From the listing below, extract every line containing "Père".

>> Begin RECORDS

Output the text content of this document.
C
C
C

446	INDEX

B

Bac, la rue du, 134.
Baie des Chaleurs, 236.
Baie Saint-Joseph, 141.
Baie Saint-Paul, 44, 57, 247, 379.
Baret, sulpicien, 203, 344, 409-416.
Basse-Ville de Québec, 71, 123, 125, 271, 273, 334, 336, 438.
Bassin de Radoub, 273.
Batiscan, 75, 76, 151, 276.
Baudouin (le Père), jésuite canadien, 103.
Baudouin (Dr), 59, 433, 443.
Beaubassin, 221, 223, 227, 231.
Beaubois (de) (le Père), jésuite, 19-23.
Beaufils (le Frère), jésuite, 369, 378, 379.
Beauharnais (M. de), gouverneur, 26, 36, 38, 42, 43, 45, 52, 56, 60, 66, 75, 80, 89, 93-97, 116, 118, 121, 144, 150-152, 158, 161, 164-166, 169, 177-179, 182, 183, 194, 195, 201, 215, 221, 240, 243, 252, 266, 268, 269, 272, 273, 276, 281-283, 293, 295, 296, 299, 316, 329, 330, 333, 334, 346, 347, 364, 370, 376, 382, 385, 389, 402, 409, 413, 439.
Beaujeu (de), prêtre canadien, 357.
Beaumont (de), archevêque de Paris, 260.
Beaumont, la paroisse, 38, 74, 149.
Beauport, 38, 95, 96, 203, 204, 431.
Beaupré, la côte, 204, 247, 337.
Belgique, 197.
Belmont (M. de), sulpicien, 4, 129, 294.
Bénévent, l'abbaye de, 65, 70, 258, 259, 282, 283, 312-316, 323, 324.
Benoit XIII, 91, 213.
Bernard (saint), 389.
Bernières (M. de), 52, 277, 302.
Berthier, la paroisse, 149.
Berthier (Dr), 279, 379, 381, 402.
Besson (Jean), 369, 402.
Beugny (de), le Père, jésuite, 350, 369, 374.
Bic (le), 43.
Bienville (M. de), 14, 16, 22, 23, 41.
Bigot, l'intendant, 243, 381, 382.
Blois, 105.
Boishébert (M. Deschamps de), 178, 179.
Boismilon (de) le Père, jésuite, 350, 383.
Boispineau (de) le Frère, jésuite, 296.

>> End RECORDS

WRITTEN RESPONSE >>
Baudouin (le Père), jésuite canadien, 103.
Beaubois (de) (le Père), jésuite, 19-23.
Beugny (de), le Père, jésuite, 350, 369, 374.
Boismilon (de) le Père, jésuite, 350, 383.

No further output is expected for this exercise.